# Exercise tasks
**1)** In one to three sentences, explain why the text on wealth concentration and the Founders' vision describes the American system as "rigged."
**2)** Continue the text on wealth concentration and the Founders' vision after its final sentence.

# Reading text
Straying from the Founders’ Vision

The current concentration of wealth in America is precisely the oligarchic threat the Founders feared. 

  • James Madison explicitly linked political instability to economic disparity in Federalist No. 10. Madison argued that the state must withhold “unnecessary opportunities from a few, to increase the inequality of property.” 
  • Thomas Jefferson similarly warned against the “aristocracy of our monied corporations” capturing government institutions and transforming a republic of equals into a playground for the wealthy.

The Founders’ fears have manifested fully. Excessive concentrated wealth is actively eroding our democracy and economy.

  • Today, just 300,000 U.S. households—those worth $50 million or more in the top 0.2%—control $40 trillion, an amount comparable to the net worth of 256 million Americans who make up the bottom 80%.
  • Our system is rigged so that wealth begets more wealth. The ultra-wealthy wield their fortunes to buy electoral and policy outcomes, making themselves even more wealthy.
  • In 2024, 150 billionaires collectively spent a record-breaking $2 billion on federal races.
  • The return on investment is clear. Trump gave Elon Musk access to sensitive government information and empowered him to gut essential workers and services through DOGE. At the same time, Musk secured lucrative new federal contracts and ended regulatory actions that threatened $2.3 billion in potential liabilities for his companies.

# Data provided
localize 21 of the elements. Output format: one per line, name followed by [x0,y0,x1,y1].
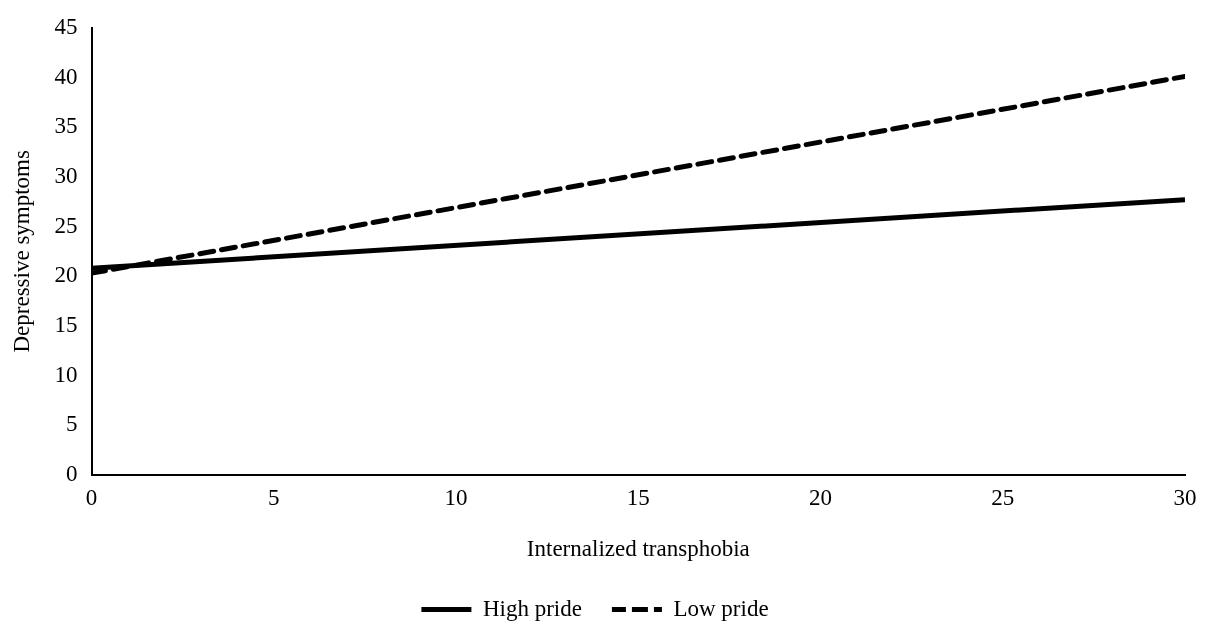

# Task answers
**1)** The text calls the system rigged because it is arranged so that wealth begets more wealth. The ultra-wealthy use their fortunes to buy electoral and policy outcomes, and those outcomes make them even wealthier.

**2)**
  • Trump selected Cabinet members from the top 0.0001% of America and his signature tax law will reward the richest 1% of Americans with $121 billion in net tax cuts in 2026 alone.

Taxing Excessive Wealth Embodies America’s Founding Spirit 

The American Dream cannot survive when unlimited wealth for a few destroys opportunity for the rest of us. Working Americans are living the exact consequences the Founders forewarned: We’re priced out of housing, health care, and child care. The upward mobility of previous generations has been erased by billionaires acting like kings.

A crisis of this scale demands more than standard political rhetoric. We must stop pretending that merely calling for the ultra-wealthy to pay a slightly higher “fair share” within an inherently broken system will solve anything. Anything short of taxing excessive wealth is not enough.

True to our founding principles, we must use the tax code as a tool to preserve our democracy. Aggressively taxing excessive wealth will break up these dangerous concentrations of private power. Reining in billionaire control is deeply American, historically grounded, and overwhelmingly popular across the political spectrum. As we celebrate our founding and look ahead to the next 250 years, we must reclaim our Republic from the tyranny of excessive wealth and tax greed.